▶ Data supplied

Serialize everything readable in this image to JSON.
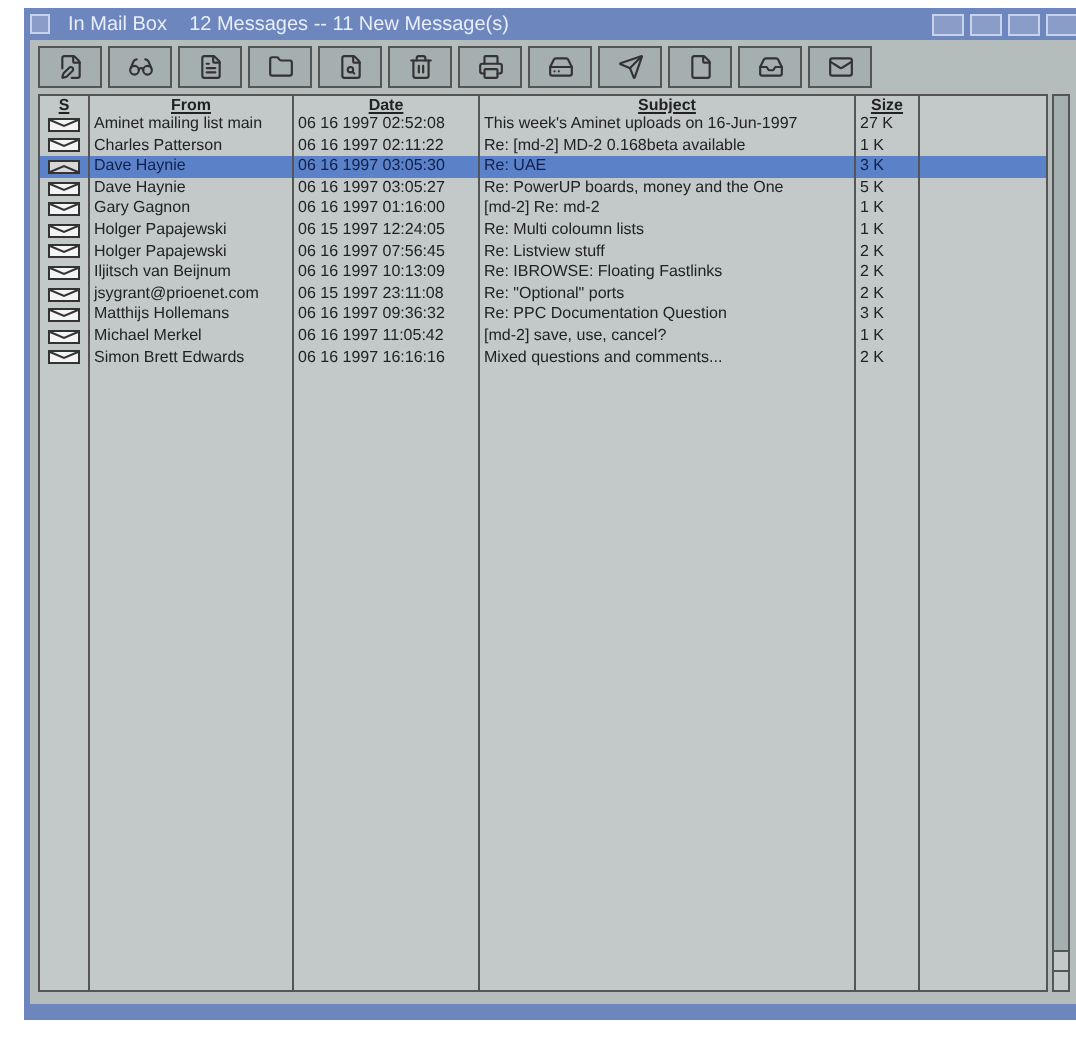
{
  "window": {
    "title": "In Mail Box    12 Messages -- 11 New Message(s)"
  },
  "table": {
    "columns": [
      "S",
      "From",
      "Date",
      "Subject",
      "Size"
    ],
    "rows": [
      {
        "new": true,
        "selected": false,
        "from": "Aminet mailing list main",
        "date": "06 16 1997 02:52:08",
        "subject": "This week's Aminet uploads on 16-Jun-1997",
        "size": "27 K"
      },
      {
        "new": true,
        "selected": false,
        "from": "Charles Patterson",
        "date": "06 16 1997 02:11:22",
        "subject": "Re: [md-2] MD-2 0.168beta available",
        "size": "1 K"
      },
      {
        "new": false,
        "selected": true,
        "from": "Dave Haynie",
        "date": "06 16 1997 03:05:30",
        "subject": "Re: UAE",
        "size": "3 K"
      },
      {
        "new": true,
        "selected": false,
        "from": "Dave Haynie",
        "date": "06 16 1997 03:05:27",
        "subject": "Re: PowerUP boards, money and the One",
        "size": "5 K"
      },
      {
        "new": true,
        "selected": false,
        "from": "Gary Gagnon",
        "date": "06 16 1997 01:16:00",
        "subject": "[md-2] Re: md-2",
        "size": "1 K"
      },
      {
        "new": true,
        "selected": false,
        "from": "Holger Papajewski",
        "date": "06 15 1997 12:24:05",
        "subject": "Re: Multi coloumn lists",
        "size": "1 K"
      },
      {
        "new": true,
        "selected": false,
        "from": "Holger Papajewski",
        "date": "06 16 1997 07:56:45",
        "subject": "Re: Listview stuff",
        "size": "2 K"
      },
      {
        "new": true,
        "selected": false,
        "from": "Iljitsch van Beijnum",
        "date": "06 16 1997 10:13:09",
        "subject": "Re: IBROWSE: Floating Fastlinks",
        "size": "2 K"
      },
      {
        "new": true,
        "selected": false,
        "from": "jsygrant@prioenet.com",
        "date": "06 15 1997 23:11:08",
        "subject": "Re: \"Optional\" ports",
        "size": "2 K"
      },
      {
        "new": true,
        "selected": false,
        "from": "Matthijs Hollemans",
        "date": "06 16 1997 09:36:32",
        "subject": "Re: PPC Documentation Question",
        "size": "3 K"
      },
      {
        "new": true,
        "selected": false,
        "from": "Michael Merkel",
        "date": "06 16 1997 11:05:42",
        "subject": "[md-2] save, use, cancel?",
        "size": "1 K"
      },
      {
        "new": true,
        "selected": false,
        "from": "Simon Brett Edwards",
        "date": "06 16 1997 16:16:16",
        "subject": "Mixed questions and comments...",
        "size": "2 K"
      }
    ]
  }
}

▶ Instruction
Write every entry out again exactly, dropping the pictures.

▶ Answer to the task
Serialize everything readable in this image to JSON.
{
  "window": {
    "title": "In Mail Box    12 Messages -- 11 New Message(s)"
  },
  "table": {
    "columns": [
      "S",
      "From",
      "Date",
      "Subject",
      "Size"
    ],
    "rows": [
      {
        "new": true,
        "selected": false,
        "from": "Aminet mailing list main",
        "date": "06 16 1997 02:52:08",
        "subject": "This week's Aminet uploads on 16-Jun-1997",
        "size": "27 K"
      },
      {
        "new": true,
        "selected": false,
        "from": "Charles Patterson",
        "date": "06 16 1997 02:11:22",
        "subject": "Re: [md-2] MD-2 0.168beta available",
        "size": "1 K"
      },
      {
        "new": false,
        "selected": true,
        "from": "Dave Haynie",
        "date": "06 16 1997 03:05:30",
        "subject": "Re: UAE",
        "size": "3 K"
      },
      {
        "new": true,
        "selected": false,
        "from": "Dave Haynie",
        "date": "06 16 1997 03:05:27",
        "subject": "Re: PowerUP boards, money and the One",
        "size": "5 K"
      },
      {
        "new": true,
        "selected": false,
        "from": "Gary Gagnon",
        "date": "06 16 1997 01:16:00",
        "subject": "[md-2] Re: md-2",
        "size": "1 K"
      },
      {
        "new": true,
        "selected": false,
        "from": "Holger Papajewski",
        "date": "06 15 1997 12:24:05",
        "subject": "Re: Multi coloumn lists",
        "size": "1 K"
      },
      {
        "new": true,
        "selected": false,
        "from": "Holger Papajewski",
        "date": "06 16 1997 07:56:45",
        "subject": "Re: Listview stuff",
        "size": "2 K"
      },
      {
        "new": true,
        "selected": false,
        "from": "Iljitsch van Beijnum",
        "date": "06 16 1997 10:13:09",
        "subject": "Re: IBROWSE: Floating Fastlinks",
        "size": "2 K"
      },
      {
        "new": true,
        "selected": false,
        "from": "jsygrant@prioenet.com",
        "date": "06 15 1997 23:11:08",
        "subject": "Re: \"Optional\" ports",
        "size": "2 K"
      },
      {
        "new": true,
        "selected": false,
        "from": "Matthijs Hollemans",
        "date": "06 16 1997 09:36:32",
        "subject": "Re: PPC Documentation Question",
        "size": "3 K"
      },
      {
        "new": true,
        "selected": false,
        "from": "Michael Merkel",
        "date": "06 16 1997 11:05:42",
        "subject": "[md-2] save, use, cancel?",
        "size": "1 K"
      },
      {
        "new": true,
        "selected": false,
        "from": "Simon Brett Edwards",
        "date": "06 16 1997 16:16:16",
        "subject": "Mixed questions and comments...",
        "size": "2 K"
      }
    ]
  }
}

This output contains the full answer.